* Collected data
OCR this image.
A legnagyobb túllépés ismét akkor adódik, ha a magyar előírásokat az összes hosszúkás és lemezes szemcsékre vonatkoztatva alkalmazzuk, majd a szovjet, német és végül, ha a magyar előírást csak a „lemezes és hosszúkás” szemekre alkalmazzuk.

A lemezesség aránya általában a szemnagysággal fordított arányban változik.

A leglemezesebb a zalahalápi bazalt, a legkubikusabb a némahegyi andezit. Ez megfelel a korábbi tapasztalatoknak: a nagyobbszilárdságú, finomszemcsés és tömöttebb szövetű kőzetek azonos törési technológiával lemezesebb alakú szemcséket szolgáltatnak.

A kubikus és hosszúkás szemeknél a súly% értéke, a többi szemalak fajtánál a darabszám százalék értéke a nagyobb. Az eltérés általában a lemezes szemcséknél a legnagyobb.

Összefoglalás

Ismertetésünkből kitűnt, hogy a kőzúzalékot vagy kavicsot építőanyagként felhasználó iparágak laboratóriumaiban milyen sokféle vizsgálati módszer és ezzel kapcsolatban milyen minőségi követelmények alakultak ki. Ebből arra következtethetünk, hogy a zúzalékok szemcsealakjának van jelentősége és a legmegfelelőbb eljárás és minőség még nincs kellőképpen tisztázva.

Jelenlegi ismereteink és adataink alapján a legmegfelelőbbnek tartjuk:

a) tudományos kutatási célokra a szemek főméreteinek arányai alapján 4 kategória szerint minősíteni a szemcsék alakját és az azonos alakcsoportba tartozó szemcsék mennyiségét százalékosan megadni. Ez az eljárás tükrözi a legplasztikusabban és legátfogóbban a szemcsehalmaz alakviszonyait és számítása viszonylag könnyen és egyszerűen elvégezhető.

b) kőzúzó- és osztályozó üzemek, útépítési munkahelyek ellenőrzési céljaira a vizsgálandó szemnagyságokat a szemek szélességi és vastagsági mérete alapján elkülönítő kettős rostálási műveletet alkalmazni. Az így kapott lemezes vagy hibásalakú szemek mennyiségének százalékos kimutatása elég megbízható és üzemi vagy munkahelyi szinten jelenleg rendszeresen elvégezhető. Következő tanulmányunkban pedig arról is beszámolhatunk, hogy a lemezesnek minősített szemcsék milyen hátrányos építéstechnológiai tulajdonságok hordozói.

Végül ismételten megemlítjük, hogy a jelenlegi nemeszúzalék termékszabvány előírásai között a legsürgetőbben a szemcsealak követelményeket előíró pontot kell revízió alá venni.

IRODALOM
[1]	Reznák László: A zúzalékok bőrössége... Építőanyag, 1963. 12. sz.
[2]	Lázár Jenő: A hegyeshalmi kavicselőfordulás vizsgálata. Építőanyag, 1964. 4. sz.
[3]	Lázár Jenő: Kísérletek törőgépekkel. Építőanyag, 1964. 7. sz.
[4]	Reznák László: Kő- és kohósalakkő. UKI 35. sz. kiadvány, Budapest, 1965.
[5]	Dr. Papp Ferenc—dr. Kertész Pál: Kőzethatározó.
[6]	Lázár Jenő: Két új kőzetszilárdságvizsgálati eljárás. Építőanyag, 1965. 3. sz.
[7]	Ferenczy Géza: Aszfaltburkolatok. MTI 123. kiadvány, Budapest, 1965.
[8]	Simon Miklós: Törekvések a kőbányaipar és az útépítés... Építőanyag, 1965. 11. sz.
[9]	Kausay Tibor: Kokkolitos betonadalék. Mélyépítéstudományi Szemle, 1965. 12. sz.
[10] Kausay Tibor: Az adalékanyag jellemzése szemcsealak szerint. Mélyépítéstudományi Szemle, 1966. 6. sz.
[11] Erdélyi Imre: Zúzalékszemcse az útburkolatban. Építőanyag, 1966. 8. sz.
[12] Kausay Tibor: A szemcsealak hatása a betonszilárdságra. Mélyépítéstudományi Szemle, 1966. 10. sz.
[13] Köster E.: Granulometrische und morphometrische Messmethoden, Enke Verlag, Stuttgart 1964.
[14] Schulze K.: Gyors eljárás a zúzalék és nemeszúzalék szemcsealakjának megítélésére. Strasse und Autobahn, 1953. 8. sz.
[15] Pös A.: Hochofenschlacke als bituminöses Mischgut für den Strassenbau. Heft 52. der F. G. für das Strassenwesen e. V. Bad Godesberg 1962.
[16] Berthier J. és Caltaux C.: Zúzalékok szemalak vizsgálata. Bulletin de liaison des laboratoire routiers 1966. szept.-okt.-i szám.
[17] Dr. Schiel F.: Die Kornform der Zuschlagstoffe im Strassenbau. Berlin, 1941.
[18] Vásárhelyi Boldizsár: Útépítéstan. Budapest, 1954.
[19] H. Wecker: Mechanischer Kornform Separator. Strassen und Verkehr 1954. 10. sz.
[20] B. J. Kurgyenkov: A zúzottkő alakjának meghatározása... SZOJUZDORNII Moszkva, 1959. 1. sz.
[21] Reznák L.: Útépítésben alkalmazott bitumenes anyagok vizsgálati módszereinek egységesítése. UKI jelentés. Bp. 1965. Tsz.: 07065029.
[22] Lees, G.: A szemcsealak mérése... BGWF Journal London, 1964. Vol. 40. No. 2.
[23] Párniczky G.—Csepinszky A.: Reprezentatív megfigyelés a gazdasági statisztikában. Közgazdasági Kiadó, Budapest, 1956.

* PROBLEM DETAILS
All of the material above needs to be retyped word for word.

* EXERCISE ANSWER
OCR this image.
A legnagyobb túllépés ismét akkor adódik, ha a magyar előírásokat az összes hosszúkás és lemezes szemcsékre vonatkoztatva alkalmazzuk, majd a szovjet, német és végül, ha a magyar előírást csak a „lemezes és hosszúkás” szemekre alkalmazzuk.

A lemezesség aránya általában a szemnagysággal fordított arányban változik.

A leglemezesebb a zalahalápi bazalt, a legkubikusabb a némahegyi andezit. Ez megfelel a korábbi tapasztalatoknak: a nagyobbszilárdságú, finomszemcsés és tömöttebb szövetű kőzetek azonos törési technológiával lemezesebb alakú szemcséket szolgáltatnak.

A kubikus és hosszúkás szemeknél a súly% értéke, a többi szemalak fajtánál a darabszám százalék értéke a nagyobb. Az eltérés általában a lemezes szemcséknél a legnagyobb.

Összefoglalás

Ismertetésünkből kitűnt, hogy a kőzúzalékot vagy kavicsot építőanyagként felhasználó iparágak laboratóriumaiban milyen sokféle vizsgálati módszer és ezzel kapcsolatban milyen minőségi követelmények alakultak ki. Ebből arra következtethetünk, hogy a zúzalékok szemcsealakjának van jelentősége és a legmegfelelőbb eljárás és minőség még nincs kellőképpen tisztázva.

Jelenlegi ismereteink és adataink alapján a legmegfelelőbbnek tartjuk:

a) tudományos kutatási célokra a szemek főméreteinek arányai alapján 4 kategória szerint minősíteni a szemcsék alakját és az azonos alakcsoportba tartozó szemcsék mennyiségét százalékosan megadni. Ez az eljárás tükrözi a legplasztikusabban és legátfogóbban a szemcsehalmaz alakviszonyait és számítása viszonylag könnyen és egyszerűen elvégezhető.

b) kőzúzó- és osztályozó üzemek, útépítési munkahelyek ellenőrzési céljaira a vizsgálandó szemnagyságokat a szemek szélességi és vastagsági mérete alapján elkülönítő kettős rostálási műveletet alkalmazni. Az így kapott lemezes vagy hibásalakú szemek mennyiségének százalékos kimutatása elég megbízható és üzemi vagy munkahelyi szinten jelenleg rendszeresen elvégezhető. Következő tanulmányunkban pedig arról is beszámolhatunk, hogy a lemezesnek minősített szemcsék milyen hátrányos építéstechnológiai tulajdonságok hordozói.

Végül ismételten megemlítjük, hogy a jelenlegi nemeszúzalék termékszabvány előírásai között a legsürgetőbben a szemcsealak követelményeket előíró pontot kell revízió alá venni.

IRODALOM
[1]	Reznák László: A zúzalékok bőrössége... Építőanyag, 1963. 12. sz.
[2]	Lázár Jenő: A hegyeshalmi kavicselőfordulás vizsgálata. Építőanyag, 1964. 4. sz.
[3]	Lázár Jenő: Kísérletek törőgépekkel. Építőanyag, 1964. 7. sz.
[4]	Reznák László: Kő- és kohósalakkő. UKI 35. sz. kiadvány, Budapest, 1965.
[5]	Dr. Papp Ferenc—dr. Kertész Pál: Kőzethatározó.
[6]	Lázár Jenő: Két új kőzetszilárdságvizsgálati eljárás. Építőanyag, 1965. 3. sz.
[7]	Ferenczy Géza: Aszfaltburkolatok. MTI 123. kiadvány, Budapest, 1965.
[8]	Simon Miklós: Törekvések a kőbányaipar és az útépítés... Építőanyag, 1965. 11. sz.
[9]	Kausay Tibor: Kokkolitos betonadalék. Mélyépítéstudományi Szemle, 1965. 12. sz.
[10] Kausay Tibor: Az adalékanyag jellemzése szemcsealak szerint. Mélyépítéstudományi Szemle, 1966. 6. sz.
[11] Erdélyi Imre: Zúzalékszemcse az útburkolatban. Építőanyag, 1966. 8. sz.
[12] Kausay Tibor: A szemcsealak hatása a betonszilárdságra. Mélyépítéstudományi Szemle, 1966. 10. sz.
[13] Köster E.: Granulometrische und morphometrische Messmethoden, Enke Verlag, Stuttgart 1964.
[14] Schulze K.: Gyors eljárás a zúzalék és nemeszúzalék szemcsealakjának megítélésére. Strasse und Autobahn, 1953. 8. sz.
[15] Pös A.: Hochofenschlacke als bituminöses Mischgut für den Strassenbau. Heft 52. der F. G. für das Strassenwesen e. V. Bad Godesberg 1962.
[16] Berthier J. és Caltaux C.: Zúzalékok szemalak vizsgálata. Bulletin de liaison des laboratoire routiers 1966. szept.-okt.-i szám.
[17] Dr. Schiel F.: Die Kornform der Zuschlagstoffe im Strassenbau. Berlin, 1941.
[18] Vásárhelyi Boldizsár: Útépítéstan. Budapest, 1954.
[19] H. Wecker: Mechanischer Kornform Separator. Strassen und Verkehr 1954. 10. sz.
[20] B. J. Kurgyenkov: A zúzottkő alakjának meghatározása... SZOJUZDORNII Moszkva, 1959. 1. sz.
[21] Reznák L.: Útépítésben alkalmazott bitumenes anyagok vizsgálati módszereinek egységesítése. UKI jelentés. Bp. 1965. Tsz.: 07065029.
[22] Lees, G.: A szemcsealak mérése... BGWF Journal London, 1964. Vol. 40. No. 2.
[23] Párniczky G.—Csepinszky A.: Reprezentatív megfigyelés a gazdasági statisztikában. Közgazdasági Kiadó, Budapest, 1956.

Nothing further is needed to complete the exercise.